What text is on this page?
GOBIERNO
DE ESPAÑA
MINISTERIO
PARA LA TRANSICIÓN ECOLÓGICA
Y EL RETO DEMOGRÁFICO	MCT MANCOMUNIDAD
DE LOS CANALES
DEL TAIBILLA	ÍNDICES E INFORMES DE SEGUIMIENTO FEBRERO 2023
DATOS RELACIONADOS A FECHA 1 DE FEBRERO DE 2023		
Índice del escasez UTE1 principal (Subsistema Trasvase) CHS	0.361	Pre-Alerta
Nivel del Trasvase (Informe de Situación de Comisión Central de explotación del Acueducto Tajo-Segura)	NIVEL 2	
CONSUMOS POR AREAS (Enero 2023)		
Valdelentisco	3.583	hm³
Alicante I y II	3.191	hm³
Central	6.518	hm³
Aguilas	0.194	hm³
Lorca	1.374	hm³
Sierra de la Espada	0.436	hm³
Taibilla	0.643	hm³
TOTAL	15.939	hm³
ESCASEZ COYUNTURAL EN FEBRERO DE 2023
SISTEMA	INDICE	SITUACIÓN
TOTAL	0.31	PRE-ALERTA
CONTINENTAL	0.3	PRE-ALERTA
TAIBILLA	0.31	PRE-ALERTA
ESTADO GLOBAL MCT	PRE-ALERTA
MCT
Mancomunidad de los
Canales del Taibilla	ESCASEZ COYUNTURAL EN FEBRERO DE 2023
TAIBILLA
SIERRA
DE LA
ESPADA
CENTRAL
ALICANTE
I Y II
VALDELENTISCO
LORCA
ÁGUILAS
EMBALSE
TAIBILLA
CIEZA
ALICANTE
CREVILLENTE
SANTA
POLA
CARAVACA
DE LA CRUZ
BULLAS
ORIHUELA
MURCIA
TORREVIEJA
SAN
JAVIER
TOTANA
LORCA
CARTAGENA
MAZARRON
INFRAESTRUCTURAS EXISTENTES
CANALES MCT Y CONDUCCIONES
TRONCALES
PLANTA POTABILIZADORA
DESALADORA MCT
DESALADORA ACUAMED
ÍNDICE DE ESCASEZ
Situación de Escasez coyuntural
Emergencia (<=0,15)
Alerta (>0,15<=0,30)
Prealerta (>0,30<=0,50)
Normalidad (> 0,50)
☆ ☆ ☆ ☆ ☆
GIVEN REQUEST: Isolate each line of the listing above that includes "Trasvase". Copy it.

RESULT FOR THIS EXERCISE:
Índice del escasez UTE1 principal (Subsistema Trasvase) CHS	0.361	Pre-Alerta
Nivel del Trasvase (Informe de Situación de Comisión Central de explotación del Acueducto Tajo-Segura)	NIVEL 2	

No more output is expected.